## [DOCUMENT SEGMENT]
####################

The atmospheric views on the Hadrian's Wall Path

Signposting points the way at Hadrian's Wall Conference / Networking event

28th February 2016

I sold two of my stock of old Trail signpost fingers at yesterday's Hadrian's Wall Conference / Networking event at Hexham Auction Mart.  The money from the sale will tomorrow enable me to order one brand new fingerpost for the Trail - more of that later.  

While the presentations were very interesting and topical the real benefit of the day was the informal newtworking that went on.  At the rear of the large venue a ' community village' of stalls gave the 100 or so delegates a chance to to browse and chat with a stable of organisations including the Antonine Wall, the Campaign to Open Gilsland Station, and WallTogether, the new friends group for the Trail and Hadrian's Wall World Heritage Site. 

I didn't have a slot of my own to talk about the Trail so twenty four hours before the event I decided to organise my own fringe meeting. Of course, I cleared it with the organisers and so with only twenty minutes of the lunch slot remaining I took to the stand and put on the screen an attention grabbing circa 1890 picture of the Wall. I explained that in March 2000 I spoke at the same venue at the conference - Erosion Control on Archaeological Earthworks & Recreational Paths.  While  the organisational structure within the World Heritage Site has changed out of all recognition since 2000 the issues facing it (notwithstanding today's very large groups which were not common then) are pretty much the same. 

In 2000 I talked about the conservation-led government requirement that we maintain the path as a green sward, carrying capacity and Limits of Acceptable Change, site condition monitoring, winter soil moisture and what would become, when the Trail opened in 2003, its Passport.  I am still talking about the same topics today.

If I am honest the green sward undertaking has occupied pretty much every walking hour these past twenty-one years. Aside from the initial couple of years, post 2003, when we were under resourced and the condition of the Trail and monument deteriorated quite badly, the subsequent investment by the Countryside Agency of the day provided the momentum to turn things around - and I think we made a pretty good job of things. 

However, we are now in very different times. A team of four is now a team of only two and our budget is but a shadow compared with say four years ago.  The reality is that we have to accept that government funding is not there to the extent that it was and we need to look for new sources of revenue.  I have great support from WallTogether, the friends group for the Trail and World Heritage Site who I know would be prepared to walk over hot coals in order to help raise money look after the Trail, Wall, its businesses and visitors.  Within the next few weeks WallTogether is to publish the Essential Services guide to the Trail; the guide will list all of the facilities and amenities, including the cafés and toilets etc, that walkers need to know about.  I also need help from the businesses themselves but I don't have the answers so if you think you can help in some way then please get in touch with me.     

Finally, our walkers, and the walking companies who sell them their holidays, also the event companies who bring large groups of people to the Trail, can help by buying the Trail Passport.  The £5 cost includes a donation towards the upkeep of the Trail and its associated archaeological earthworks. There is also the sale of our old signpost fingers. Last year we sold about sixteen and the money raised helped to pay for half a dozen or so new replacement fingerposts. I still have a few in stock and more will be available from time-to time.  Take home a piece of Trail heritage and help me to buy a new fingerpost! 

In the images Duncan Wise from Northumberland National Park Authority talks about the Trail Passport and WallTogether's forthcoming Essential Services guide to the Trail.

####################

(Document layout analysis data)
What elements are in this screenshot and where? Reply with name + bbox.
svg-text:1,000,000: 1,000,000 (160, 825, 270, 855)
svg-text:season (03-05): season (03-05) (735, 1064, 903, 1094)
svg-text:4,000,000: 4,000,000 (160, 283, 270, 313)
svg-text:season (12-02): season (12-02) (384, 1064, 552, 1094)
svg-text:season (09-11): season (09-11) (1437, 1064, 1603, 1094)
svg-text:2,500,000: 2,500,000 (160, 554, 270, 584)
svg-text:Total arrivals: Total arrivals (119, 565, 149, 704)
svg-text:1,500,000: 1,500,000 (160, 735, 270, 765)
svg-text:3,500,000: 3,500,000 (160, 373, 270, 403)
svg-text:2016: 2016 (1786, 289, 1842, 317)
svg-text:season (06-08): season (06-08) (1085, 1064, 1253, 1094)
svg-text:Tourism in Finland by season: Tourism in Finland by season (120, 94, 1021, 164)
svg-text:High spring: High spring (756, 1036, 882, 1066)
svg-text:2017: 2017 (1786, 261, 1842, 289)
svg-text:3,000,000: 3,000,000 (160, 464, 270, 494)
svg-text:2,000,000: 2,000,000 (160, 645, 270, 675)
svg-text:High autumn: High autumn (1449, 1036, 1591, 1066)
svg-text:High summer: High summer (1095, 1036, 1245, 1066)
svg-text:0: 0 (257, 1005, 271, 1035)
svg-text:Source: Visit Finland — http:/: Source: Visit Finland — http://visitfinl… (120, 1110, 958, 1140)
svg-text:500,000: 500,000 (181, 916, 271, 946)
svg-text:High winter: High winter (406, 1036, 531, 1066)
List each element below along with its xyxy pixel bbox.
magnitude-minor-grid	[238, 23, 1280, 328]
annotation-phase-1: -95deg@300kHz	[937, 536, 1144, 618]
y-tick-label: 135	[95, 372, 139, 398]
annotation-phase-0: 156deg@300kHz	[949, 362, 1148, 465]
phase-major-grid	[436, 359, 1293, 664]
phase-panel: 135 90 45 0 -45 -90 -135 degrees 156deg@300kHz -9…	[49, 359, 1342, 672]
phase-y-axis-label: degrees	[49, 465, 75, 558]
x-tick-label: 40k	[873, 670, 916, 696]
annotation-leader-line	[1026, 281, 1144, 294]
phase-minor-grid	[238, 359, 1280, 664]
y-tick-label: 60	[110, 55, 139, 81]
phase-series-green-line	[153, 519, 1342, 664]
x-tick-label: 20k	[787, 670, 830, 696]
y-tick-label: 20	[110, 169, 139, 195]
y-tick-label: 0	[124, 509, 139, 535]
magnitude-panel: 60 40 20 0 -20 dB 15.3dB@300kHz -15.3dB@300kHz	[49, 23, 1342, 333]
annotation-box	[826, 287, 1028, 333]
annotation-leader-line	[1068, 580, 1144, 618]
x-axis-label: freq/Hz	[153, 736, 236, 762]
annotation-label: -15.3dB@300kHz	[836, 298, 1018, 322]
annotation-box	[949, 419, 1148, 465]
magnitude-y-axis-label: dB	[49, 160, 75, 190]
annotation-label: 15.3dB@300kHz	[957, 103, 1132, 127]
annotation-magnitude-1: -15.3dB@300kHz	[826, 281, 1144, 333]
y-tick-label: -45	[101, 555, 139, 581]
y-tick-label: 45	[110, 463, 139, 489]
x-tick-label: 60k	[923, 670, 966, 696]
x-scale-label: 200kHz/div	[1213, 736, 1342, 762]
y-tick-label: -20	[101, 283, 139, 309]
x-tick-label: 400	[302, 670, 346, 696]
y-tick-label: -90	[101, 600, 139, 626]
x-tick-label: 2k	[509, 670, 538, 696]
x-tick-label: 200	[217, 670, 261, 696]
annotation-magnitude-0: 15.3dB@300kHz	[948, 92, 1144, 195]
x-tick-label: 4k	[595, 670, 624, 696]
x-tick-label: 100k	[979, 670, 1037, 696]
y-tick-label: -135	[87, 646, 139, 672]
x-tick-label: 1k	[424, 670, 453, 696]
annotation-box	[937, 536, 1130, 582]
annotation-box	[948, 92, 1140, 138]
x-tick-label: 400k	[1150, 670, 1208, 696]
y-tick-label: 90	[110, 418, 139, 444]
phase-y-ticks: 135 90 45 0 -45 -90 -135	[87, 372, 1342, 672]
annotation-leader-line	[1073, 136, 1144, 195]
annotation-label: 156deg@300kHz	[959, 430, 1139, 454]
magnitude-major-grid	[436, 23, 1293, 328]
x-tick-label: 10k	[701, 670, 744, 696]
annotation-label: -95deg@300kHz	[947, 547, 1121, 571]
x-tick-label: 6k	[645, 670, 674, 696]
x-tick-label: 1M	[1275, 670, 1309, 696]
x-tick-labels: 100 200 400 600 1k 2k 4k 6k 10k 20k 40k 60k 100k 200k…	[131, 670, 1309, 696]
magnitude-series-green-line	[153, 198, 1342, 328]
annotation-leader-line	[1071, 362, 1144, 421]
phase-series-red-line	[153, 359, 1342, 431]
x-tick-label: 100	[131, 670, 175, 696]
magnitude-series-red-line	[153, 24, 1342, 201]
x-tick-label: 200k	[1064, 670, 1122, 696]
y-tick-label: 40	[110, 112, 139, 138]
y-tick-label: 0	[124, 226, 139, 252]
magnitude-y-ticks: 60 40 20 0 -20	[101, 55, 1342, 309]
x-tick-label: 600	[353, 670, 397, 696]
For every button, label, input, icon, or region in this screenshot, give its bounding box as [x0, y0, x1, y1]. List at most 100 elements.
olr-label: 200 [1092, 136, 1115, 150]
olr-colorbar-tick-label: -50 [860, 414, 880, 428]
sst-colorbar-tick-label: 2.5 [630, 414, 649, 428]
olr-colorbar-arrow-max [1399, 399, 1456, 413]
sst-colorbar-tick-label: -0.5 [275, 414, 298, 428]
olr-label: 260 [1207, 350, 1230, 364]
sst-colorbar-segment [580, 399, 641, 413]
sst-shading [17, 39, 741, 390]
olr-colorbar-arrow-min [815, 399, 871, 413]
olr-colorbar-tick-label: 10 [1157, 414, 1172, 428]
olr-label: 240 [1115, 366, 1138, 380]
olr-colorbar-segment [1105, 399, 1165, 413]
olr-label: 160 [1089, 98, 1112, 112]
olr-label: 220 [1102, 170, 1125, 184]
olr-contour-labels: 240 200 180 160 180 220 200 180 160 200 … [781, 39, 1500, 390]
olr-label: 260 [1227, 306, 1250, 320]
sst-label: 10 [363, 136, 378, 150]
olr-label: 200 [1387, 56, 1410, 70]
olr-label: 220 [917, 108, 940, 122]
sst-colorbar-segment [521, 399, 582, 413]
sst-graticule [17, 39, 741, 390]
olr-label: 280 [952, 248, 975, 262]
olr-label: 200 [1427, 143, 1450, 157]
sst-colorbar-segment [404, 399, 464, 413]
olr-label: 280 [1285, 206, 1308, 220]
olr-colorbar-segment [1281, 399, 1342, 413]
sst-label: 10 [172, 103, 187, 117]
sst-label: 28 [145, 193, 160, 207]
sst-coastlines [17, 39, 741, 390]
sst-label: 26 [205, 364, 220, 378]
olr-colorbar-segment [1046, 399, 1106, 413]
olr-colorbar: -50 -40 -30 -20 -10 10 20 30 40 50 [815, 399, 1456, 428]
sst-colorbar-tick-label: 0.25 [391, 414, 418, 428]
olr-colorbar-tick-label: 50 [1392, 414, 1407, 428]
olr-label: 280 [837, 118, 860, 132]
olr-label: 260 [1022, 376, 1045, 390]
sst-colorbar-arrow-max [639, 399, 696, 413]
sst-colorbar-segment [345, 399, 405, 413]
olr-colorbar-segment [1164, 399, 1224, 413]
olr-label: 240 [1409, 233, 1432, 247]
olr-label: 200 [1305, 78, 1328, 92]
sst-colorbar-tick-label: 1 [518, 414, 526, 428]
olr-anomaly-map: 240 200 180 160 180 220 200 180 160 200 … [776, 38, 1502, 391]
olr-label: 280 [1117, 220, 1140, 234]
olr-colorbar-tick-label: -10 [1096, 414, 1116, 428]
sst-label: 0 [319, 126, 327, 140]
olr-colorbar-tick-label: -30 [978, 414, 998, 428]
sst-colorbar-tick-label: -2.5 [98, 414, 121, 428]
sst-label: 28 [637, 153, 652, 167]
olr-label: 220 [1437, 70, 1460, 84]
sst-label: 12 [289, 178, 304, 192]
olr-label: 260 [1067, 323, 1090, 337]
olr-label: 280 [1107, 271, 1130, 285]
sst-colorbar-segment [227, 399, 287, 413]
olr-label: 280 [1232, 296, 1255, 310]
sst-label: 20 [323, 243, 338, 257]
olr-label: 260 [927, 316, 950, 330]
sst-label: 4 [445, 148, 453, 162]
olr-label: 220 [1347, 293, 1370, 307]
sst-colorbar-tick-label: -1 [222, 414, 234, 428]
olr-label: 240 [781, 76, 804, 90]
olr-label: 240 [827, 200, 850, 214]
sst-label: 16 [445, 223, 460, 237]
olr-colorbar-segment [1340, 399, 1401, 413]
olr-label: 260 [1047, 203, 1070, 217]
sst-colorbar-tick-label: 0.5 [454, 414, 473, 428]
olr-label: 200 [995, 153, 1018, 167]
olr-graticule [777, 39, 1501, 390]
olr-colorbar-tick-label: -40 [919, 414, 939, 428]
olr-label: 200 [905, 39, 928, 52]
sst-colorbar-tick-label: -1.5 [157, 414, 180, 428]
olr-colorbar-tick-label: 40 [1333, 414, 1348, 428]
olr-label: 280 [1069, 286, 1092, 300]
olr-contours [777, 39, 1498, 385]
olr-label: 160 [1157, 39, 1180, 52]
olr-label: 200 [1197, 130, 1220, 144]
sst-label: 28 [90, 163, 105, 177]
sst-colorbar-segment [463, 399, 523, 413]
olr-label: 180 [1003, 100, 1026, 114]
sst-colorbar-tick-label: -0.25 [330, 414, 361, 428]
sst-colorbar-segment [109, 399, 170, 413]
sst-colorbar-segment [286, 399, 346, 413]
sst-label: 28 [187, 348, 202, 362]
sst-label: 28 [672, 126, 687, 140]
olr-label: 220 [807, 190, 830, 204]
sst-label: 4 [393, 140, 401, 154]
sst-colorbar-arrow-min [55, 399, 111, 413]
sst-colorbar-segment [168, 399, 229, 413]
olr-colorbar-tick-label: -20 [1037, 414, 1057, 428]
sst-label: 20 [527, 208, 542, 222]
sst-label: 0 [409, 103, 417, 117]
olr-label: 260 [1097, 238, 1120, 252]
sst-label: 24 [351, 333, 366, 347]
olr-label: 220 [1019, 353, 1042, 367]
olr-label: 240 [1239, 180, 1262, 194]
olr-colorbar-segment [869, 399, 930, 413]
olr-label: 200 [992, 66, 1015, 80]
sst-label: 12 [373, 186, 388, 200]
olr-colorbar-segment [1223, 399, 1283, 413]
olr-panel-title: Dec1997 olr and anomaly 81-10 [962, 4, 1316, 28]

####################

## [ACTIVITY]
Repeat the Hadrian's Wall Path post word for word, between "Finally, our walkers, and" and "a new fingerpost!", inclusive. Rely only on the Hadrian's Wall Path post and set the listing aside.

## [RESULT OF THIS EXERCISE]
Finally, our walkers, and the walking companies who sell them their holidays, also the event companies who bring large groups of people to the Trail, can help by buying the Trail Passport.  The £5 cost includes a donation towards the upkeep of the Trail and its associated archaeological earthworks. There is also the sale of our old signpost fingers. Last year we sold about sixteen and the money raised helped to pay for half a dozen or so new replacement fingerposts. I still have a few in stock and more will be available from time-to time.  Take home a piece of Trail heritage and help me to buy a new fingerpost!